(TASK PROMPT) Scan the records and identify every line in which the string "this" occurs, then return those lines.

(DATA SECTION)
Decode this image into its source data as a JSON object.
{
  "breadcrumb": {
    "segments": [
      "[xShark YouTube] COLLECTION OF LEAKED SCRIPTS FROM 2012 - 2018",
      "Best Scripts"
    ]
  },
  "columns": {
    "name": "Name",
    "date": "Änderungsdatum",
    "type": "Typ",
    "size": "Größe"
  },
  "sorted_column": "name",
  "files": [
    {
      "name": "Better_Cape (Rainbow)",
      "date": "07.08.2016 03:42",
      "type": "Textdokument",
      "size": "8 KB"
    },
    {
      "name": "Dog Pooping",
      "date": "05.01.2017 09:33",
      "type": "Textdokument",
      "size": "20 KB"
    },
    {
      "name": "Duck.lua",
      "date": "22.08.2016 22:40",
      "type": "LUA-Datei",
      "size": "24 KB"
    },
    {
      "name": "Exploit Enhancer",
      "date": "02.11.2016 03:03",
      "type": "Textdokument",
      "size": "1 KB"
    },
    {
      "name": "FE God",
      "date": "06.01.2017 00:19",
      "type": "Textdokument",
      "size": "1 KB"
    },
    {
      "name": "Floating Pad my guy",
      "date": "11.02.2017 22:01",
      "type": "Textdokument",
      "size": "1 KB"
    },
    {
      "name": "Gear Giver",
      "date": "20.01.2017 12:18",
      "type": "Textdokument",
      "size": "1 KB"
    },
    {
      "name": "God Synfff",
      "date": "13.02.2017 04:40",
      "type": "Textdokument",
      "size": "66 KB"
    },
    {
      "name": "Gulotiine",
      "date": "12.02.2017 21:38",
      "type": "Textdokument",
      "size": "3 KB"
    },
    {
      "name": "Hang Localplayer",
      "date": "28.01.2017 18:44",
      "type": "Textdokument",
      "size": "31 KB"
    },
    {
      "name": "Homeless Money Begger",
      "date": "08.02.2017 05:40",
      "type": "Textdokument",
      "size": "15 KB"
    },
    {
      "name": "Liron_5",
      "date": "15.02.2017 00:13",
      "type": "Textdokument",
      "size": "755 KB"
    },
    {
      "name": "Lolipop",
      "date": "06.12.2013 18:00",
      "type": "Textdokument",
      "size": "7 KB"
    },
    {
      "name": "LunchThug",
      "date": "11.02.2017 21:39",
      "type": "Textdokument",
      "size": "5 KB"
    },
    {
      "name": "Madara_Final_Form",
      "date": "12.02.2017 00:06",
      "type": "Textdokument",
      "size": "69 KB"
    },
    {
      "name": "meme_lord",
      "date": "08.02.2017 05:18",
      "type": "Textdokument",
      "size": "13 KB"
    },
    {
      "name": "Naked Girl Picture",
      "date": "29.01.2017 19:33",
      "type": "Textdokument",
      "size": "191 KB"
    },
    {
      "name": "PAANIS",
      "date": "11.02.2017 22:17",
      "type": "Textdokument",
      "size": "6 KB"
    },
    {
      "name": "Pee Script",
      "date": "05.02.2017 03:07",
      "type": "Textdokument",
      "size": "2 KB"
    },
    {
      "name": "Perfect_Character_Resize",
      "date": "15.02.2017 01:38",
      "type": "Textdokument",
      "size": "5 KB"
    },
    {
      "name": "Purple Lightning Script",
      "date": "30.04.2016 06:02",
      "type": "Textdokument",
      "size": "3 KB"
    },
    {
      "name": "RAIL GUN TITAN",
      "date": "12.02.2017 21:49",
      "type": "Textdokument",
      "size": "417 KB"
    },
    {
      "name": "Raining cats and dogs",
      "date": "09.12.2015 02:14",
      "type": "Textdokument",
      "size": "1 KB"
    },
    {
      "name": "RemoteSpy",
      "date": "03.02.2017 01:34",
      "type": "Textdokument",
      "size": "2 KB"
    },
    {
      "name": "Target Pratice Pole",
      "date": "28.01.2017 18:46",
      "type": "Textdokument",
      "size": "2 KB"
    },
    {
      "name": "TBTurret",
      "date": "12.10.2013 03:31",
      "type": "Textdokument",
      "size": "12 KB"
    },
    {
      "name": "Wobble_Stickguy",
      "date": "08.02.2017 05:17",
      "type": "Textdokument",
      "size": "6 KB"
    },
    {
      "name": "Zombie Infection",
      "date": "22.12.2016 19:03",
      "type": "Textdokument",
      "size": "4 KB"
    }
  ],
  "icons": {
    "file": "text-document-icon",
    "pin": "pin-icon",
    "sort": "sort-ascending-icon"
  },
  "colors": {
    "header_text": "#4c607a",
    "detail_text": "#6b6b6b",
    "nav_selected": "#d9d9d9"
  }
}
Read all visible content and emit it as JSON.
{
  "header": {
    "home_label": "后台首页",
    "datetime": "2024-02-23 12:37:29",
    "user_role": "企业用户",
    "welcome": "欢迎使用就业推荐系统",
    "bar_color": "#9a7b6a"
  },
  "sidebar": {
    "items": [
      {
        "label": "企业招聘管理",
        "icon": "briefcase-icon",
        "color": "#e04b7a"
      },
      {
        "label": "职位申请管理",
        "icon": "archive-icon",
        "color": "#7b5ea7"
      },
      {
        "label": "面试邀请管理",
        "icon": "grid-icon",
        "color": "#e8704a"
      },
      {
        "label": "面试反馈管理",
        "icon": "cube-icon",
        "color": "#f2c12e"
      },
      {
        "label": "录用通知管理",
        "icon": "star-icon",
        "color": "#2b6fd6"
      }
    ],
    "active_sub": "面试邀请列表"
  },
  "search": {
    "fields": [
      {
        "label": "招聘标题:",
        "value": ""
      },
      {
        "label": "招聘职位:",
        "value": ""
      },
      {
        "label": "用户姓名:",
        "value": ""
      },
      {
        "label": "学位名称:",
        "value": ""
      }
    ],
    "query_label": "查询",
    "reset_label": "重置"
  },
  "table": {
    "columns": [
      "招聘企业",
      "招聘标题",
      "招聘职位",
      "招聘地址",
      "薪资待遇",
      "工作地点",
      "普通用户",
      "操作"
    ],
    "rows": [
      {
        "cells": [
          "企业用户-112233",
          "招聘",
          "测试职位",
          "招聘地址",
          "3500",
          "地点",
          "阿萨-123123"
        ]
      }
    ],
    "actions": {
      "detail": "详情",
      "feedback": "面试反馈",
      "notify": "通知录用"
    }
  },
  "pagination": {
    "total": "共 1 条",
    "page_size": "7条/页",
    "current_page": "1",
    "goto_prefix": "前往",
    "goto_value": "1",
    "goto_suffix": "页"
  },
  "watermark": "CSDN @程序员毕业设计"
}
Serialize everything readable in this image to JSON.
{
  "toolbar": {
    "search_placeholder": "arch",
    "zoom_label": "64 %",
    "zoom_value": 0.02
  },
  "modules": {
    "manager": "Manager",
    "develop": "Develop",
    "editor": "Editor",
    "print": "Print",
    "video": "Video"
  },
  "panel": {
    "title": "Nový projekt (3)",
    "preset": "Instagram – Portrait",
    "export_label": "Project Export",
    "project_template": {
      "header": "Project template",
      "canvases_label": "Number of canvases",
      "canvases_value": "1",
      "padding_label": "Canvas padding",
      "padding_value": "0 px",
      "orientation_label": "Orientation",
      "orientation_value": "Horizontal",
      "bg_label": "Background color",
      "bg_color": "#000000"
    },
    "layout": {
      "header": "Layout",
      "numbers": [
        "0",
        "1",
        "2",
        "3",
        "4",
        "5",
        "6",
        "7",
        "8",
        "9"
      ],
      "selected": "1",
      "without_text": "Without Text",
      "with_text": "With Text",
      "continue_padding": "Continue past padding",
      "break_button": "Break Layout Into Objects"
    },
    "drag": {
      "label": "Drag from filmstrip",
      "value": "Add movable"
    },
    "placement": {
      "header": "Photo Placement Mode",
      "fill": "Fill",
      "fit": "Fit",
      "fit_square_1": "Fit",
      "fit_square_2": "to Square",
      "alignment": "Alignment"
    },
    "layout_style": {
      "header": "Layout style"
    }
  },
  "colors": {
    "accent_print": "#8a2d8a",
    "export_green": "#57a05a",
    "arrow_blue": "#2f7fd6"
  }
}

(THE SOLUTION)
Decode this image into its source data as a JSON object.
Serialize everything readable in this image to JSON.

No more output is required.